Collected data entries:
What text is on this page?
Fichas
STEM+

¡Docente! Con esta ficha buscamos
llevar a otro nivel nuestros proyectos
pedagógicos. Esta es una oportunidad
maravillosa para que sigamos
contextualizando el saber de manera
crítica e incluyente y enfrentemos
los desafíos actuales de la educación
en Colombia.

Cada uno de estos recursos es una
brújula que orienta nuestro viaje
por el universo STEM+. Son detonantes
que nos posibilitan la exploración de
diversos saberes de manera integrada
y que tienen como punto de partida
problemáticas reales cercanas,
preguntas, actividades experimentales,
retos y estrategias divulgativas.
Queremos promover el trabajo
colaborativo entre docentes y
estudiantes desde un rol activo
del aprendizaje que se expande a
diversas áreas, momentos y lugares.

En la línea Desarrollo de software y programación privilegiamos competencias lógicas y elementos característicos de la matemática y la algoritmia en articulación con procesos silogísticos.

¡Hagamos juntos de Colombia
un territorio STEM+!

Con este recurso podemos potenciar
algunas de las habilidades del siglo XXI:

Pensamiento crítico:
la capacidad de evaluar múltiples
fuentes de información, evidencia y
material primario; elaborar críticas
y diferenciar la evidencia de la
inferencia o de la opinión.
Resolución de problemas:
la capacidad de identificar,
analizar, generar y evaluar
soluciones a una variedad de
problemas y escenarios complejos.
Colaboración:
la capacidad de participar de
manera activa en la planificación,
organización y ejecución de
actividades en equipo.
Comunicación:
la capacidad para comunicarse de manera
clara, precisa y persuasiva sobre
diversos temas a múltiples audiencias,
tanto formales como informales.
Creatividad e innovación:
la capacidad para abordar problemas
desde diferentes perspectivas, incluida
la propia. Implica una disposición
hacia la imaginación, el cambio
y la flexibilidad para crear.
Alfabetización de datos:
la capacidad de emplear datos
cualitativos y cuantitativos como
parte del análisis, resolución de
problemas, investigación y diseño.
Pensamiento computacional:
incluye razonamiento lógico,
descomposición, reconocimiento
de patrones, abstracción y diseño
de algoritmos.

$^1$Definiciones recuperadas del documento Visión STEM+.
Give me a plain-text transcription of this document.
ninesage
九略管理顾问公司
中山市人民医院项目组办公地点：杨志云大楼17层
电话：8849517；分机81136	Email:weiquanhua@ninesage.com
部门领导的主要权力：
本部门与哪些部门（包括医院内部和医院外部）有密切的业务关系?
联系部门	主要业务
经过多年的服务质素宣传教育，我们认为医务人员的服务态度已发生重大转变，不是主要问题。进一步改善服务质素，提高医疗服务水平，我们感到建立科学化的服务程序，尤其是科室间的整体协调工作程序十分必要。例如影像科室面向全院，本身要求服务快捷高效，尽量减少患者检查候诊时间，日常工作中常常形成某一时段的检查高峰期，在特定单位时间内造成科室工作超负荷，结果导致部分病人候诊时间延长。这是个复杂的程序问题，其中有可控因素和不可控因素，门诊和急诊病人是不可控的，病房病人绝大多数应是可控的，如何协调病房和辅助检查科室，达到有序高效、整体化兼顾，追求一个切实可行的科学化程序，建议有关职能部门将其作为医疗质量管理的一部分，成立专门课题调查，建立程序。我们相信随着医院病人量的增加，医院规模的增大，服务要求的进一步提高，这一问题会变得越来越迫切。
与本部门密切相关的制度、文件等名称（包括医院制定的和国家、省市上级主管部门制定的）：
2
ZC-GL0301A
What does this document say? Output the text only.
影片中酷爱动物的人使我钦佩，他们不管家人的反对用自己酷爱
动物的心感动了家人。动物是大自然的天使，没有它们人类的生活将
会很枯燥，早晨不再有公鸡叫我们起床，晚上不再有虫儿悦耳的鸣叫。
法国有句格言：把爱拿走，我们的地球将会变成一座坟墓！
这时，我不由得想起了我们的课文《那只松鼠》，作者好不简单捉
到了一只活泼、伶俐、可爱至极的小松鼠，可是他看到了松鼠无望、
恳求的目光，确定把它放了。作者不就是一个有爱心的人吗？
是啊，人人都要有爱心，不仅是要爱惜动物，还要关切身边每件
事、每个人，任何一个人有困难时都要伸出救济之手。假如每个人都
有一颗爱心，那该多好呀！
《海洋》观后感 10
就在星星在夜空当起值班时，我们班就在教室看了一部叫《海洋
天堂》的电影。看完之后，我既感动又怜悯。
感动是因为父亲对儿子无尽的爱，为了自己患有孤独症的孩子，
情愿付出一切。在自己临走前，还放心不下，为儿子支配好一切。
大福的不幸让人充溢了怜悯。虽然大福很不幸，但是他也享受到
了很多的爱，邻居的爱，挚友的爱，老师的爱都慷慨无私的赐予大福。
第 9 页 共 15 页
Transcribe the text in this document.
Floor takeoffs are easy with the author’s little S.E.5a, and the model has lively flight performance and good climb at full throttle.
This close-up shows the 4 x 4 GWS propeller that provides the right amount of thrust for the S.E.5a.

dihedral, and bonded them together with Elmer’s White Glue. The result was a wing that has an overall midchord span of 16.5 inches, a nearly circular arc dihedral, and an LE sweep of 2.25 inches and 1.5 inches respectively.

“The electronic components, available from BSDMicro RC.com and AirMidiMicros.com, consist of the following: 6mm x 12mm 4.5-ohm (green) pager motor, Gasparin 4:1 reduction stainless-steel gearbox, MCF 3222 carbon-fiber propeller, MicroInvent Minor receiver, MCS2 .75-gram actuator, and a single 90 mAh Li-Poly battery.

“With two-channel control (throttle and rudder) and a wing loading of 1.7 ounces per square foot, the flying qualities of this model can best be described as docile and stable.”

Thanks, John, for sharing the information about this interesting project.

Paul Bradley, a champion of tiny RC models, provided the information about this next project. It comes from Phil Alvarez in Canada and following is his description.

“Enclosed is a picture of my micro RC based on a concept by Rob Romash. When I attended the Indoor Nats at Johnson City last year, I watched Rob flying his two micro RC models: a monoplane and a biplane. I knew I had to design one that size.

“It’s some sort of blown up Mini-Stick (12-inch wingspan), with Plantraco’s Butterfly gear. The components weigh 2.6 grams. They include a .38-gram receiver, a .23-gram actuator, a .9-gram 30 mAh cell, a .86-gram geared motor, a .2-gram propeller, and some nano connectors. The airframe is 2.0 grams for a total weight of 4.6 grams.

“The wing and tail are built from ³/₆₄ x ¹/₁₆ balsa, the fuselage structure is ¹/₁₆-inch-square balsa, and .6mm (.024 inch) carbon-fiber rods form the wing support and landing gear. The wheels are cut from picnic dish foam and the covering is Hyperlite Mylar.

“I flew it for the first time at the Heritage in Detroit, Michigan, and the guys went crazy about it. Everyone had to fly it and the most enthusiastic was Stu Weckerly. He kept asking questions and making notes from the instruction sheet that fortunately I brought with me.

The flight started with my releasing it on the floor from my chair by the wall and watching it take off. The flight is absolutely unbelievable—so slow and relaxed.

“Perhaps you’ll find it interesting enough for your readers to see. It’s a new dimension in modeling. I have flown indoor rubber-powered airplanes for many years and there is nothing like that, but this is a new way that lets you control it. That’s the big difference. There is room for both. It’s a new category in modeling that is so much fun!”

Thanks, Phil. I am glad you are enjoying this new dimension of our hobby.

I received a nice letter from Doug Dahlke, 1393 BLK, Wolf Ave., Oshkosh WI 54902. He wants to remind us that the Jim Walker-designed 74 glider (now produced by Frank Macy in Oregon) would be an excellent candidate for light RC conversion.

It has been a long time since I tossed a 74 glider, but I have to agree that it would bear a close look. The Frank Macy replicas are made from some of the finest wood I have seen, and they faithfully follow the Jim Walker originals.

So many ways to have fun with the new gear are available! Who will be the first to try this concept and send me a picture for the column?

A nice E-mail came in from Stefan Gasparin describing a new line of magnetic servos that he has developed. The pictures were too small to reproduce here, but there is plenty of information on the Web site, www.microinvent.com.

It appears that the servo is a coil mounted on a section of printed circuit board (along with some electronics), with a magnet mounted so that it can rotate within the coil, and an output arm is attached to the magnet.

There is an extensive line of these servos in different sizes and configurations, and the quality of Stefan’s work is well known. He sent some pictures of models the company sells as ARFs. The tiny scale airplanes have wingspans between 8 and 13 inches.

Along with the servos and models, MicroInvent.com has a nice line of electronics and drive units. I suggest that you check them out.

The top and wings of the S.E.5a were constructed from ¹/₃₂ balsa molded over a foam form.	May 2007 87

_Given exercise_:
Isolate each line of the listing above that includes "available". Copy it.

_Answer to the task_:
“The electronic components, available from BSDMicro RC.com and AirMidiMicros.com, consist of the following: 6mm x 12mm 4.5-ohm (green) pager motor, Gasparin 4:1 reduction stainless-steel gearbox, MCF 3222 carbon-fiber propeller, MicroInvent Minor receiver, MCS2 .75-gram actuator, and a single 90 mAh Li-Poly battery.
So many ways to have fun with the new gear are available! Who will be the first to try this concept and send me a picture for the column?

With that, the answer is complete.